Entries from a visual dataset
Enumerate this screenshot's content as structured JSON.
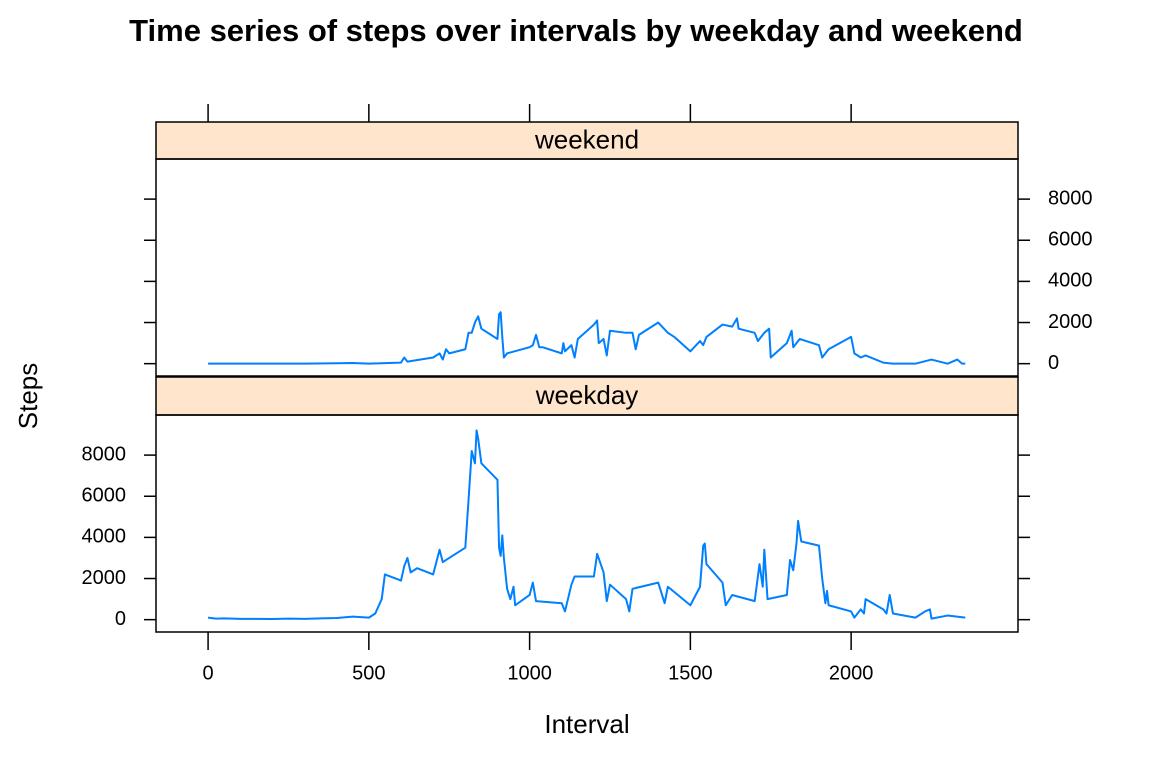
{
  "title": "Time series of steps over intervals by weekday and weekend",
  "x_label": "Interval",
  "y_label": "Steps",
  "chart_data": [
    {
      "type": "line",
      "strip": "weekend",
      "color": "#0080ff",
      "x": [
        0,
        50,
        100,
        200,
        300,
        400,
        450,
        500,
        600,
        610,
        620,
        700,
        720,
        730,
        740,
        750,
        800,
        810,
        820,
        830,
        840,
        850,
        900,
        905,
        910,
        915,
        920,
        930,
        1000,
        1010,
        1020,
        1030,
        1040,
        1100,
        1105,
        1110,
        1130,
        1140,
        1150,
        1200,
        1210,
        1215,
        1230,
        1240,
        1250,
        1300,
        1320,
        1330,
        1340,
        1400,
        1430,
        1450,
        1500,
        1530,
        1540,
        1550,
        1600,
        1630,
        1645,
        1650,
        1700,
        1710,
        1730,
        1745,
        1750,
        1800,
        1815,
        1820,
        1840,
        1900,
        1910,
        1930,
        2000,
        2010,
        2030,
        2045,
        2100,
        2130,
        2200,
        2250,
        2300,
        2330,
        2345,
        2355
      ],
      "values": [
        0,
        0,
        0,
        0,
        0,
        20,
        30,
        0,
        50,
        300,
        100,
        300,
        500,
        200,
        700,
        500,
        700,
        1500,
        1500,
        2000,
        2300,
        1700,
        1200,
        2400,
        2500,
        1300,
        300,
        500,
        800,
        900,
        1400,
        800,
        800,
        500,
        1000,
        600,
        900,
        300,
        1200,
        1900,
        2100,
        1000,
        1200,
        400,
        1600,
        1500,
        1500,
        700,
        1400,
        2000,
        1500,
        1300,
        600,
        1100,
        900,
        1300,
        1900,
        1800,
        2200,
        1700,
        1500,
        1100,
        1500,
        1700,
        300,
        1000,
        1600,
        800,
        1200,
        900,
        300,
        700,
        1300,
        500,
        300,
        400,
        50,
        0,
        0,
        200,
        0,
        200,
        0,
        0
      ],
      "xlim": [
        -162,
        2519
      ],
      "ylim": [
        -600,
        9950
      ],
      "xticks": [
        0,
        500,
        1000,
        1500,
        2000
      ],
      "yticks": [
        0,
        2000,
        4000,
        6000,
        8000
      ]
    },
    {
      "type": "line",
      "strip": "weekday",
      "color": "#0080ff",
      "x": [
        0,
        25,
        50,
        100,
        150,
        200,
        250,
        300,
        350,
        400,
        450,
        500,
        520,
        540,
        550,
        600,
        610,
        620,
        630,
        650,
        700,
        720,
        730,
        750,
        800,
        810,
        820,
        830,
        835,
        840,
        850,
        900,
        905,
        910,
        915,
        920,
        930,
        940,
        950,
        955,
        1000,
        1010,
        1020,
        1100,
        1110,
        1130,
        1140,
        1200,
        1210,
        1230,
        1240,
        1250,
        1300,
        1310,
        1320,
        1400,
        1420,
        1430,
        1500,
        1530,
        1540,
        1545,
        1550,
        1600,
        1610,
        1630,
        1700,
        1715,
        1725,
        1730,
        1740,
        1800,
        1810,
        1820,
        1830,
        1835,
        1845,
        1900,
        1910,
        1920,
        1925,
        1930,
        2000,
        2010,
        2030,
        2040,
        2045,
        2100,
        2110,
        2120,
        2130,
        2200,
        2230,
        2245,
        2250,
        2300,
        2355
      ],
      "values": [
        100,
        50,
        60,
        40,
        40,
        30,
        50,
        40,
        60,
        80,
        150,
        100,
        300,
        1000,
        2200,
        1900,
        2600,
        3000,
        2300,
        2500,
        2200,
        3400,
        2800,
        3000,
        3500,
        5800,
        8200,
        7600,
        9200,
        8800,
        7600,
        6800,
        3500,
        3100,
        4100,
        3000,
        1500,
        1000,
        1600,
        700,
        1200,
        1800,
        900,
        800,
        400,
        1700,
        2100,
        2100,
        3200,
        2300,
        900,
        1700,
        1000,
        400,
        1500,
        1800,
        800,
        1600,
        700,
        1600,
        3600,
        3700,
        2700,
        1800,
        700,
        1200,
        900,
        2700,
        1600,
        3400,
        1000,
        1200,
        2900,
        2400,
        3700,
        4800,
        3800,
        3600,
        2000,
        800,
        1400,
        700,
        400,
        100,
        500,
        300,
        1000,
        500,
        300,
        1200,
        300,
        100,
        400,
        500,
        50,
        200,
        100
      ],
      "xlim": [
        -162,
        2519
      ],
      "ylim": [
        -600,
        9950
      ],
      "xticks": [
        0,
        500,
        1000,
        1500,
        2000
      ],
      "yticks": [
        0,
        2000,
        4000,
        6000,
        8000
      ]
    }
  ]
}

* * *

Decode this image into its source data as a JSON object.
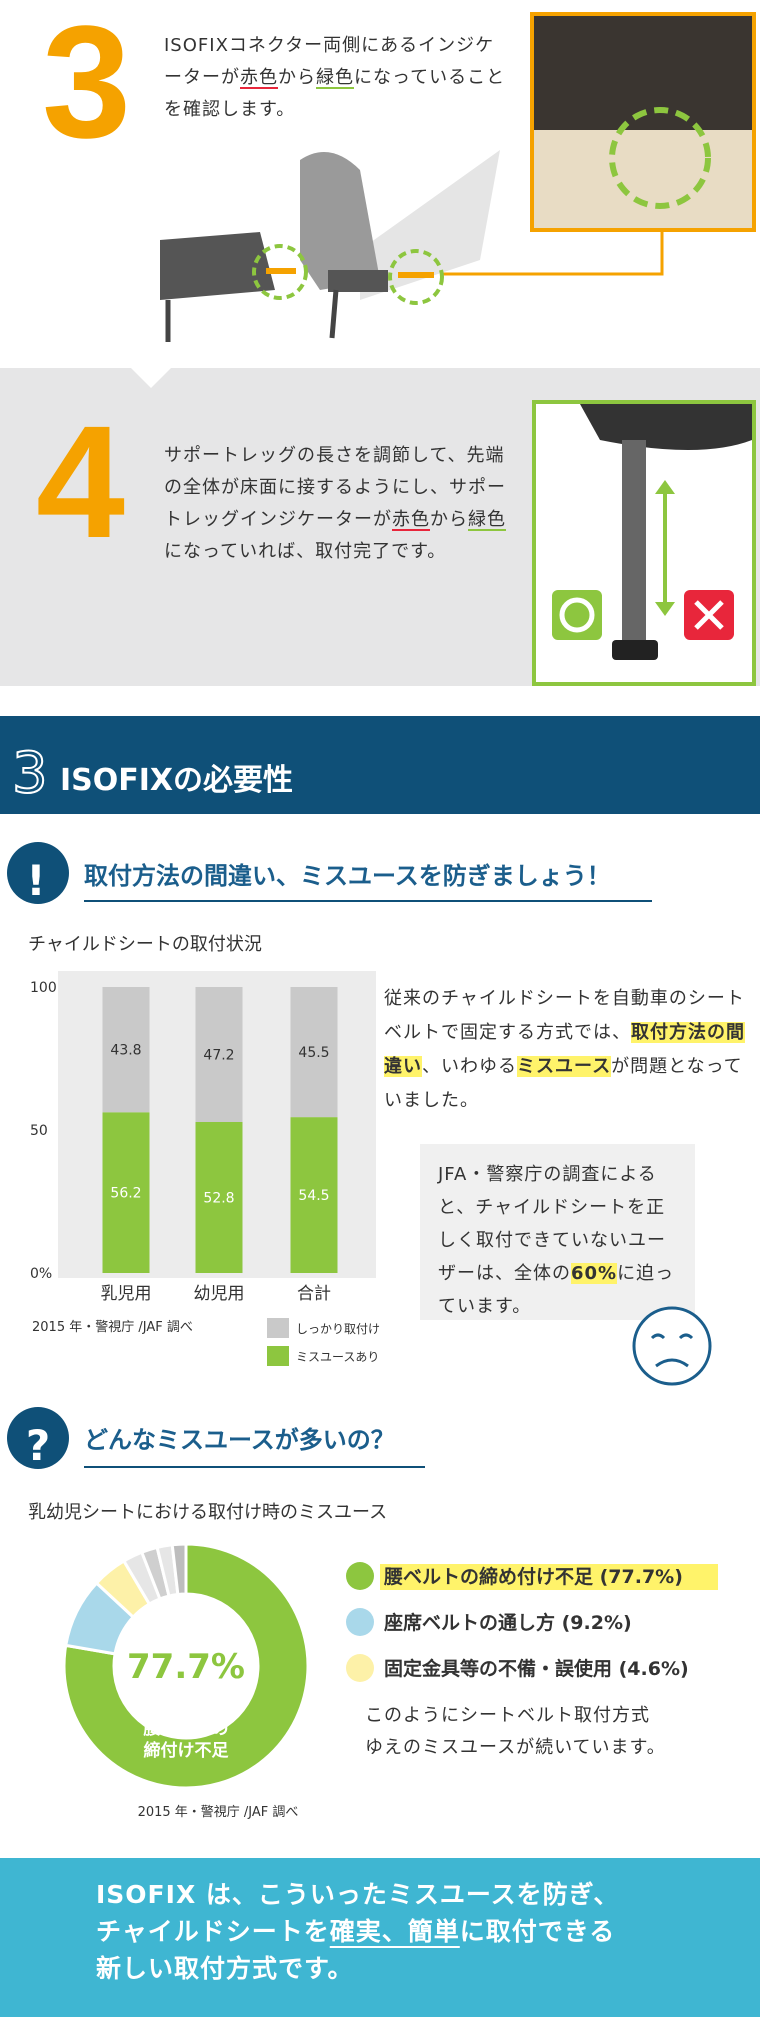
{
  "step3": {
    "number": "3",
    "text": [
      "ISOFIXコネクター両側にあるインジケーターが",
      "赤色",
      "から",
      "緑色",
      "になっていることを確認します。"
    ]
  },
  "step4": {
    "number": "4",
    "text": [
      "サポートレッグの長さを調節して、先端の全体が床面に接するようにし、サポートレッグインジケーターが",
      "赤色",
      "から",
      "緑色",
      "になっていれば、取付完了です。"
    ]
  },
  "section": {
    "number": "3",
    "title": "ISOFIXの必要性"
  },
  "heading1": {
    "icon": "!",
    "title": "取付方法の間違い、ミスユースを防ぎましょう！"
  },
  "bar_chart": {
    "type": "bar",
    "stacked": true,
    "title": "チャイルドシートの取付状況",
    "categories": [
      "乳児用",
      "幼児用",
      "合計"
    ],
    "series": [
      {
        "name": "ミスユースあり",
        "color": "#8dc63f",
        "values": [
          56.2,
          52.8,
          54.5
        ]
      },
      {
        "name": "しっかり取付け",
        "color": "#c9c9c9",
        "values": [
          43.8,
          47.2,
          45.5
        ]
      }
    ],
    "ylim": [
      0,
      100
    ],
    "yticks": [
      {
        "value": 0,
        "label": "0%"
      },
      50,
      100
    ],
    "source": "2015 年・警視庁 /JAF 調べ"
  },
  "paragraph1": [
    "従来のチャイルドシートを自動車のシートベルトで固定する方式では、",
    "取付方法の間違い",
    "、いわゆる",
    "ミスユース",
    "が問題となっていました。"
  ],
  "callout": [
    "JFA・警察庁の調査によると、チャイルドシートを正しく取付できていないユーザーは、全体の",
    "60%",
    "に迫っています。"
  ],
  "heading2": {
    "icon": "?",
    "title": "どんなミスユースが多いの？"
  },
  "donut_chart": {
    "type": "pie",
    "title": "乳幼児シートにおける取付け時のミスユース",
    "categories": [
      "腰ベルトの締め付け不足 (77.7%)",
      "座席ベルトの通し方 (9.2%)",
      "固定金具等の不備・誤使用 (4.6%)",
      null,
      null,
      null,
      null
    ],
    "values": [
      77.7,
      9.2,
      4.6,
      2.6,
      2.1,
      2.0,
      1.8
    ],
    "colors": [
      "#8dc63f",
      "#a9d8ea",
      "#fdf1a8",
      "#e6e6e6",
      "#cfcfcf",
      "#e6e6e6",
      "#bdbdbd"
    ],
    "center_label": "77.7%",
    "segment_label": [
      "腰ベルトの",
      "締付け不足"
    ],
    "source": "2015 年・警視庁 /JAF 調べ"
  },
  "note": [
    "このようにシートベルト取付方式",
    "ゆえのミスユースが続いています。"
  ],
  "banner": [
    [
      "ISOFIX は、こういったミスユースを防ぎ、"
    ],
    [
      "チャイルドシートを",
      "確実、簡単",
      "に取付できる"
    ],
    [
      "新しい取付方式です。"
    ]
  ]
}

→ **Written instruction**: Return from the data every line that holds "this".

→ **Expected output**:
Enumerate this screenshot's content as structured JSON.
Decode this image into its source data as a JSON object.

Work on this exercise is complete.